How many of these lines hold the string "icon"? Answer with the number only.

· · ·

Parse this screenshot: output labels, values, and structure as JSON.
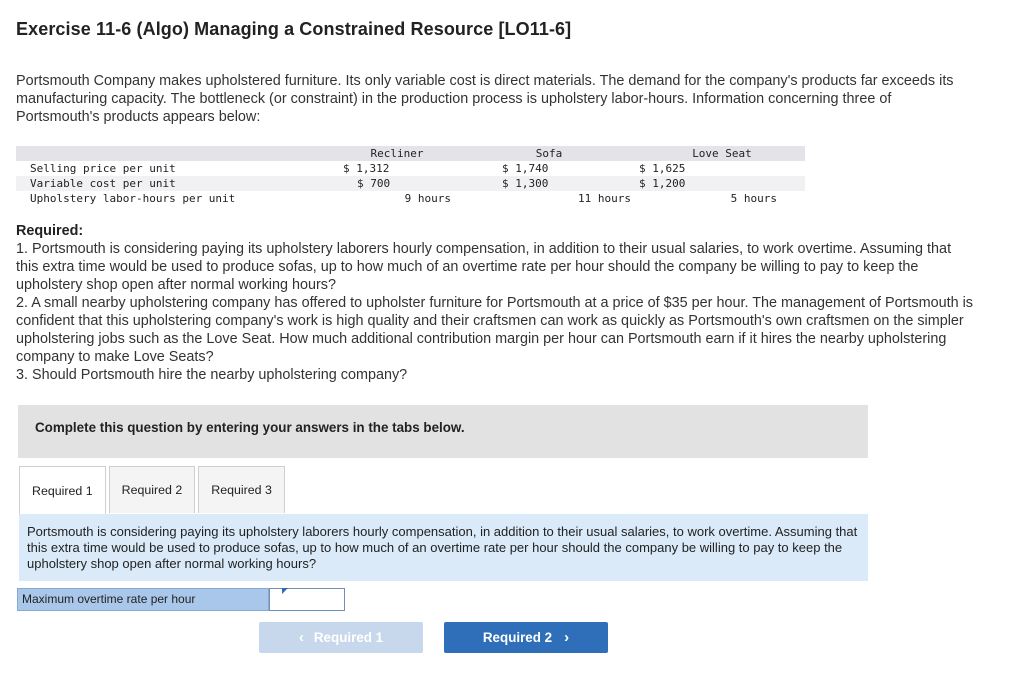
{
  "title": "Exercise 11-6 (Algo) Managing a Constrained Resource [LO11-6]",
  "intro": "Portsmouth Company makes upholstered furniture. Its only variable cost is direct materials. The demand for the company's products far exceeds its manufacturing capacity. The bottleneck (or constraint) in the production process is upholstery labor-hours. Information concerning three of Portsmouth's products appears below:",
  "product_table": {
    "headers": [
      "",
      "Recliner",
      "Sofa",
      "Love Seat"
    ],
    "rows": [
      [
        "Selling price per unit",
        "$ 1,312",
        "$ 1,740",
        "$ 1,625"
      ],
      [
        "Variable cost per unit",
        "$ 700",
        "$ 1,300",
        "$ 1,200"
      ],
      [
        "Upholstery labor-hours per unit",
        "9 hours",
        "11 hours",
        "5 hours"
      ]
    ]
  },
  "required": {
    "heading": "Required:",
    "items": [
      "1. Portsmouth is considering paying its upholstery laborers hourly compensation, in addition to their usual salaries, to work overtime. Assuming that this extra time would be used to produce sofas, up to how much of an overtime rate per hour should the company be willing to pay to keep the upholstery shop open after normal working hours?",
      "2. A small nearby upholstering company has offered to upholster furniture for Portsmouth at a price of $35 per hour. The management of Portsmouth is confident that this upholstering company's work is high quality and their craftsmen can work as quickly as Portsmouth's own craftsmen on the simpler upholstering jobs such as the Love Seat. How much additional contribution margin per hour can Portsmouth earn if it hires the nearby upholstering company to make Love Seats?",
      "3. Should Portsmouth hire the nearby upholstering company?"
    ]
  },
  "instruction": "Complete this question by entering your answers in the tabs below.",
  "tabs": [
    "Required 1",
    "Required 2",
    "Required 3"
  ],
  "active_tab": "Required 1",
  "panel_text": "Portsmouth is considering paying its upholstery laborers hourly compensation, in addition to their usual salaries, to work overtime. Assuming that this extra time would be used to produce sofas, up to how much of an overtime rate per hour should the company be willing to pay to keep the upholstery shop open after normal working hours?",
  "answer": {
    "label": "Maximum overtime rate per hour",
    "value": ""
  },
  "nav": {
    "prev_label": "Required 1",
    "next_label": "Required 2",
    "prev_icon": "chevron-left-icon",
    "next_icon": "chevron-right-icon"
  },
  "colors": {
    "panel_bg": "#dbeaf8",
    "answer_label_bg": "#a9c7ea",
    "next_button": "#2f6fba",
    "prev_button_disabled": "#c8d8ec"
  }
}
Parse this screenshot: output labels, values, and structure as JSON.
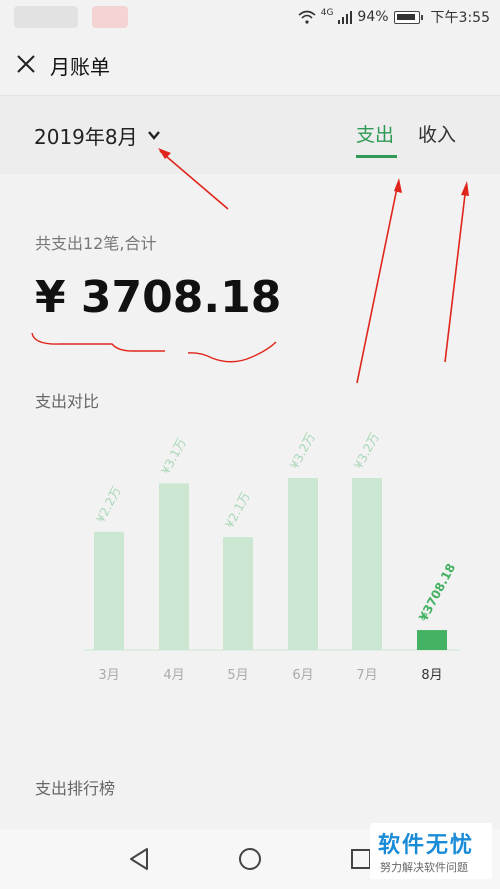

· · ·

→ **Written answer**
2